Write out all of the entries exactly as given.

[Collection entries]
[start]

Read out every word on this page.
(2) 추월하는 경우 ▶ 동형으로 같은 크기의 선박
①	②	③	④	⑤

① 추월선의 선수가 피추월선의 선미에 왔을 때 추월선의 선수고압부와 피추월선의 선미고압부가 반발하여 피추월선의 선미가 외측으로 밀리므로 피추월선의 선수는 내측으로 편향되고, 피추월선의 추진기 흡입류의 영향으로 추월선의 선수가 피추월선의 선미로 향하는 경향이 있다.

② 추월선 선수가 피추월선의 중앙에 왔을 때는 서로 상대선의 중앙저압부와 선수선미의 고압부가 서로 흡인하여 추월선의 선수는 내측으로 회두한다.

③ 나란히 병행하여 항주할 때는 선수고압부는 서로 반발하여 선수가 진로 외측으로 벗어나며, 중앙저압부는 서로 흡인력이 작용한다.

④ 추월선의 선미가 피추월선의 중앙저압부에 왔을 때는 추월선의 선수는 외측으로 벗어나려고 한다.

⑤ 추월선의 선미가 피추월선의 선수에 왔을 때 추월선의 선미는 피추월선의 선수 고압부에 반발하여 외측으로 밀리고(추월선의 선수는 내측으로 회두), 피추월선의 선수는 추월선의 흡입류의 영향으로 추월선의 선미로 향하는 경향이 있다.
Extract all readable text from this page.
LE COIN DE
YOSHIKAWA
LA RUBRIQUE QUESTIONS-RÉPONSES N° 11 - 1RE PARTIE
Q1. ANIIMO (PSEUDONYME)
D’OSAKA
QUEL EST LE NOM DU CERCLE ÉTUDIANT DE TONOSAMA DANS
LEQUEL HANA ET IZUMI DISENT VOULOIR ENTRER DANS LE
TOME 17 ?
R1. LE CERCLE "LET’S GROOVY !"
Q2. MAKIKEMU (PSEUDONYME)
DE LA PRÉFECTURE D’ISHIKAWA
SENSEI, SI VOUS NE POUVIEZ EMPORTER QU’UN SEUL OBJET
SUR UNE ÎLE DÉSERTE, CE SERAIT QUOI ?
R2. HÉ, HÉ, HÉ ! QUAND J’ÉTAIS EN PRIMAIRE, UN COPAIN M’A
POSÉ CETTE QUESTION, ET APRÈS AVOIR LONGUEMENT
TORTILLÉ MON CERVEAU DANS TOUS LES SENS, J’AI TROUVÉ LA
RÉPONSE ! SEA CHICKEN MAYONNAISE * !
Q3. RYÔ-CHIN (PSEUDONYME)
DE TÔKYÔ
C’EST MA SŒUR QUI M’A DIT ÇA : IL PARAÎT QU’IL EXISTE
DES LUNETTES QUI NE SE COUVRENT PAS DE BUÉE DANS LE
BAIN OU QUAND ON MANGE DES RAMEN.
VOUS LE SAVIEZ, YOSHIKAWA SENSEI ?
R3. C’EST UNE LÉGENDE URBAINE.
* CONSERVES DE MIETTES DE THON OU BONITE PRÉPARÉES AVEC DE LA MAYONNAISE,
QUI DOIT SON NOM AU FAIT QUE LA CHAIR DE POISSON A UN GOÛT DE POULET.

[end]

Output.
Read out every word on this page.
(2) 추월하는 경우 ▶ 동형으로 같은 크기의 선박
①	②	③	④	⑤

① 추월선의 선수가 피추월선의 선미에 왔을 때 추월선의 선수고압부와 피추월선의 선미고압부가 반발하여 피추월선의 선미가 외측으로 밀리므로 피추월선의 선수는 내측으로 편향되고, 피추월선의 추진기 흡입류의 영향으로 추월선의 선수가 피추월선의 선미로 향하는 경향이 있다.

② 추월선 선수가 피추월선의 중앙에 왔을 때는 서로 상대선의 중앙저압부와 선수선미의 고압부가 서로 흡인하여 추월선의 선수는 내측으로 회두한다.

③ 나란히 병행하여 항주할 때는 선수고압부는 서로 반발하여 선수가 진로 외측으로 벗어나며, 중앙저압부는 서로 흡인력이 작용한다.

④ 추월선의 선미가 피추월선의 중앙저압부에 왔을 때는 추월선의 선수는 외측으로 벗어나려고 한다.

⑤ 추월선의 선미가 피추월선의 선수에 왔을 때 추월선의 선미는 피추월선의 선수 고압부에 반발하여 외측으로 밀리고(추월선의 선수는 내측으로 회두), 피추월선의 선수는 추월선의 흡입류의 영향으로 추월선의 선미로 향하는 경향이 있다.
Extract all readable text from this page.
LE COIN DE
YOSHIKAWA
LA RUBRIQUE QUESTIONS-RÉPONSES N° 11 - 1RE PARTIE
Q1. ANIIMO (PSEUDONYME)
D’OSAKA
QUEL EST LE NOM DU CERCLE ÉTUDIANT DE TONOSAMA DANS
LEQUEL HANA ET IZUMI DISENT VOULOIR ENTRER DANS LE
TOME 17 ?
R1. LE CERCLE "LET’S GROOVY !"
Q2. MAKIKEMU (PSEUDONYME)
DE LA PRÉFECTURE D’ISHIKAWA
SENSEI, SI VOUS NE POUVIEZ EMPORTER QU’UN SEUL OBJET
SUR UNE ÎLE DÉSERTE, CE SERAIT QUOI ?
R2. HÉ, HÉ, HÉ ! QUAND J’ÉTAIS EN PRIMAIRE, UN COPAIN M’A
POSÉ CETTE QUESTION, ET APRÈS AVOIR LONGUEMENT
TORTILLÉ MON CERVEAU DANS TOUS LES SENS, J’AI TROUVÉ LA
RÉPONSE ! SEA CHICKEN MAYONNAISE * !
Q3. RYÔ-CHIN (PSEUDONYME)
DE TÔKYÔ
C’EST MA SŒUR QUI M’A DIT ÇA : IL PARAÎT QU’IL EXISTE
DES LUNETTES QUI NE SE COUVRENT PAS DE BUÉE DANS LE
BAIN OU QUAND ON MANGE DES RAMEN.
VOUS LE SAVIEZ, YOSHIKAWA SENSEI ?
R3. C’EST UNE LÉGENDE URBAINE.
* CONSERVES DE MIETTES DE THON OU BONITE PRÉPARÉES AVEC DE LA MAYONNAISE,
QUI DOIT SON NOM AU FAIT QUE LA CHAIR DE POISSON A UN GOÛT DE POULET.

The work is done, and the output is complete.